Dataset records.
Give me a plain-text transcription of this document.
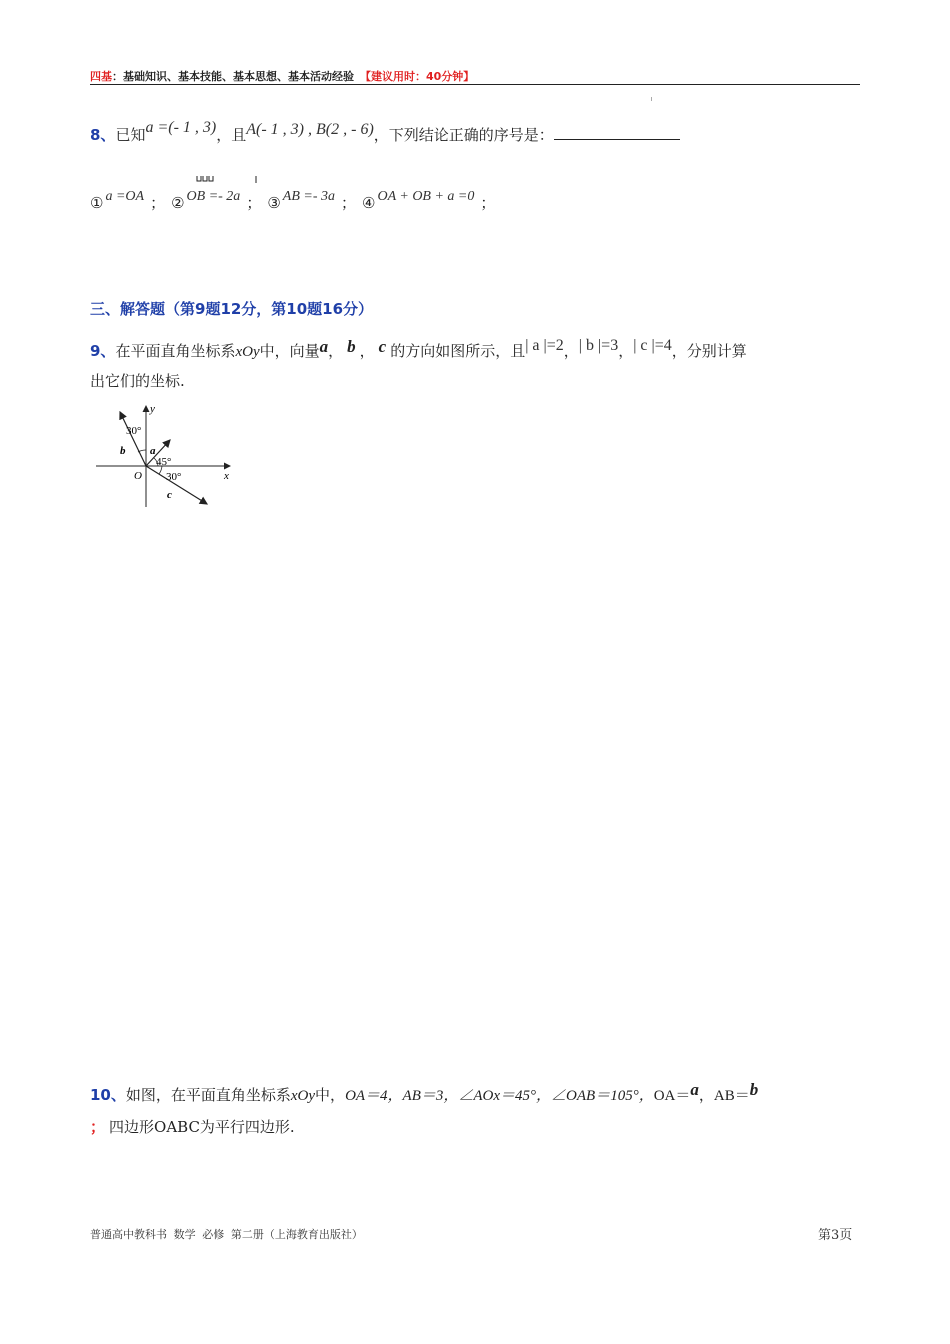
四基：基础知识、基本技能、基本思想、基本活动经验 【建议用时：40分钟】
8、已知a =(- 1 , 3)，且A(- 1 , 3) , B(2 , - 6)，下列结论正确的序号是：
① a =OA ； ② OB =- 2a ； ③ AB =- 3a ； ④ OA + OB + a =0 ；
三、解答题（第9题12分，第10题16分）
9、在平面直角坐标系xOy中，向量a， b ， c 的方向如图所示，且| a |=2，| b |=3，| c |=4，分别计算
出它们的坐标.
y
x
O
b a
c
30°
45°
30°
10、如图，在平面直角坐标系xOy中，OA＝4，AB＝3，∠AOx＝45°，∠OAB＝105°，OA＝a，AB＝b
； 四边形OABC为平行四边形.
普通高中教科书 数学 必修 第二册（上海教育出版社）	第3页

What the task requires. Pull every line containing the word "在平面直角坐标系xOy中" out of the entries above.

Task answer.
9、在平面直角坐标系xOy中，向量a， b ， c 的方向如图所示，且| a |=2，| b |=3，| c |=4，分别计算
10、如图，在平面直角坐标系xOy中，OA＝4，AB＝3，∠AOx＝45°，∠OAB＝105°，OA＝a，AB＝b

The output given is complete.